(GIVEN INSTRUCTION): Only the number is wanted: how many lines contain the string "method"?

(DATA ENTRIES):
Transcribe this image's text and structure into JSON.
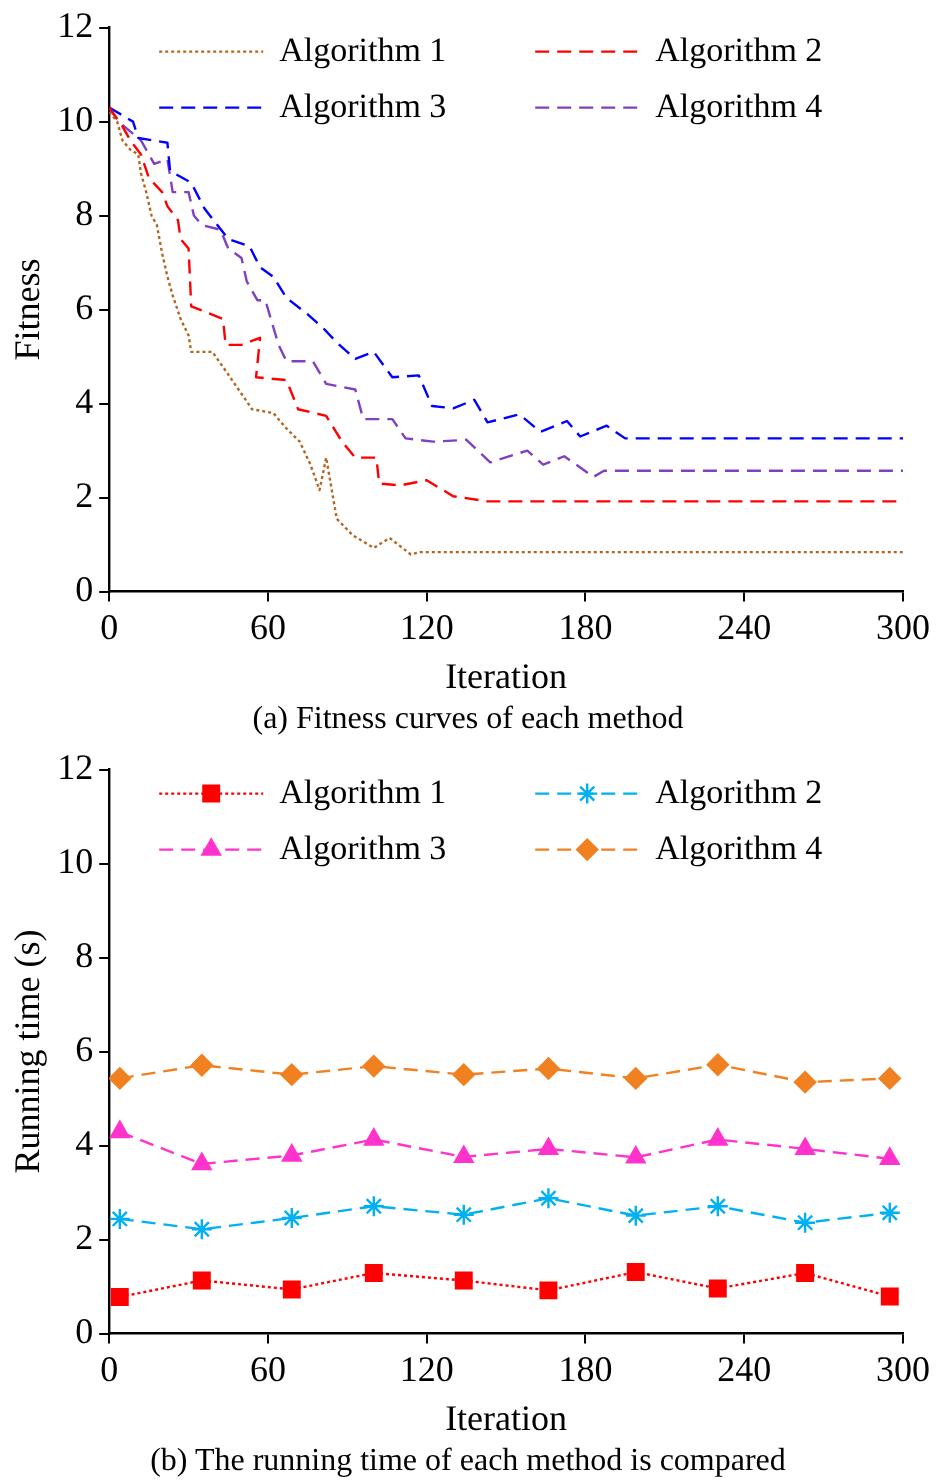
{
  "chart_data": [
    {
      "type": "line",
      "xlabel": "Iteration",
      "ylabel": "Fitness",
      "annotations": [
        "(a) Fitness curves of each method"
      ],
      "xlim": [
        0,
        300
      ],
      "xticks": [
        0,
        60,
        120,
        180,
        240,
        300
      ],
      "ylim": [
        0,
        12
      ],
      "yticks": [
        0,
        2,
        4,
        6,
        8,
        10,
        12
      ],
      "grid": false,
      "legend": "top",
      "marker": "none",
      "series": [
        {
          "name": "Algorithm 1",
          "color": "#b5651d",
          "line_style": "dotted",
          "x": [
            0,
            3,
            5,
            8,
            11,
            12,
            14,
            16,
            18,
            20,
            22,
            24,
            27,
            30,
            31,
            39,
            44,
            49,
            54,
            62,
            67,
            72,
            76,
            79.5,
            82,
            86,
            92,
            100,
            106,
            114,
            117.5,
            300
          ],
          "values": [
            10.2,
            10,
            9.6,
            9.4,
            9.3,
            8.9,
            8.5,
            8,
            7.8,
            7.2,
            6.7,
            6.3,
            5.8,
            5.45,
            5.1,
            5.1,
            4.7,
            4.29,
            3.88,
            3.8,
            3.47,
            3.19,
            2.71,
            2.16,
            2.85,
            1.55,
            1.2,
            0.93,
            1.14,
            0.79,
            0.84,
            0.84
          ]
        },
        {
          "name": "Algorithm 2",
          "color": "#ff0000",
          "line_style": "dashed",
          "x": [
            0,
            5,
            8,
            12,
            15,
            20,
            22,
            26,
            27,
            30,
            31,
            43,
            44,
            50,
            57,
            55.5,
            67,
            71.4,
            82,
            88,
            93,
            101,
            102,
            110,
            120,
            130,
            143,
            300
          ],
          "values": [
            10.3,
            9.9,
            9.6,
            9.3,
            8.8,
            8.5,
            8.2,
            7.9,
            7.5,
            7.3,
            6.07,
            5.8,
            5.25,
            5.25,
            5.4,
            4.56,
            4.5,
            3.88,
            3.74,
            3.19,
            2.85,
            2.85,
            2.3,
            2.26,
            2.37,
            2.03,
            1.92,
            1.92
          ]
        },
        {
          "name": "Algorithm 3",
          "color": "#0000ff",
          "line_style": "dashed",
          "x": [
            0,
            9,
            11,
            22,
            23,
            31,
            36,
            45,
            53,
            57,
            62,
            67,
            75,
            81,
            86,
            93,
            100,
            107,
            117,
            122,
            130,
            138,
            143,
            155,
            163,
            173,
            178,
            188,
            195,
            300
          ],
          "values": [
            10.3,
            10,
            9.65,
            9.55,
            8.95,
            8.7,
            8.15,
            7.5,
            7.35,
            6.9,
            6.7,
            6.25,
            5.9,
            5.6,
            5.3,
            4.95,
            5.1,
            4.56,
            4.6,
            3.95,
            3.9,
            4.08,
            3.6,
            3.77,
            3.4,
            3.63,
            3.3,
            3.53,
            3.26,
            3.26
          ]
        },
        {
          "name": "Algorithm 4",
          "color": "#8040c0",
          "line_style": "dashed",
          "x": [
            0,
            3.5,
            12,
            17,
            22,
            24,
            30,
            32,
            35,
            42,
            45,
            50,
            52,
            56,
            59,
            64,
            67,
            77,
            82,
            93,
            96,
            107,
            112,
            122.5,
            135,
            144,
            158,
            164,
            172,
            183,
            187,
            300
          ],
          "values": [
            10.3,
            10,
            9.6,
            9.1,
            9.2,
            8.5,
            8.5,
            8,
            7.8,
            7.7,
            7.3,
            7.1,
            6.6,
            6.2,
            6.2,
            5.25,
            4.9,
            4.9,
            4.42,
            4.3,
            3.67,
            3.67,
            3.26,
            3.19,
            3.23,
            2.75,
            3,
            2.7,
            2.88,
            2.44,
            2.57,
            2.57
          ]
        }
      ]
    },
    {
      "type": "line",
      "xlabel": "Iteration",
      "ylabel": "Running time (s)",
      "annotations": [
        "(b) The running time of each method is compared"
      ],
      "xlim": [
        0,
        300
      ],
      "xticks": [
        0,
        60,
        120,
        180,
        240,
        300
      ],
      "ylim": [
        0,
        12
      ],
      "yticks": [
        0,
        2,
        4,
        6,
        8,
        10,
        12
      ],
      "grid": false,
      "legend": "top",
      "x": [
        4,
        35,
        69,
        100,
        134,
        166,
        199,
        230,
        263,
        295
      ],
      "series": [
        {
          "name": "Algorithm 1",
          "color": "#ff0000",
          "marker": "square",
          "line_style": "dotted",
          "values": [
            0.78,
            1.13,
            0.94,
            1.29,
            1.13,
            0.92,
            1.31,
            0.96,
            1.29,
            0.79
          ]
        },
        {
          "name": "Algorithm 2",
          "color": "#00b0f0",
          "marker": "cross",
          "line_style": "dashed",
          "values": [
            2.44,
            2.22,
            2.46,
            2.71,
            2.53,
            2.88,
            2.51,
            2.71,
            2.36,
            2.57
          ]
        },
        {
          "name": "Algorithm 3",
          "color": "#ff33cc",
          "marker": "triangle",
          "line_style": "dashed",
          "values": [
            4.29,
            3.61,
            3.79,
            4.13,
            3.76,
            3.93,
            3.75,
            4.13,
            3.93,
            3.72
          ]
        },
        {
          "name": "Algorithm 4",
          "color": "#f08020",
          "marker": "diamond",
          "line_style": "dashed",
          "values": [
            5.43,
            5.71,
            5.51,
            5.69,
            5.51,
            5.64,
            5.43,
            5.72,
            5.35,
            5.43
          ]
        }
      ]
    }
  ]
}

(RESPONSE TO THIS TASK): 2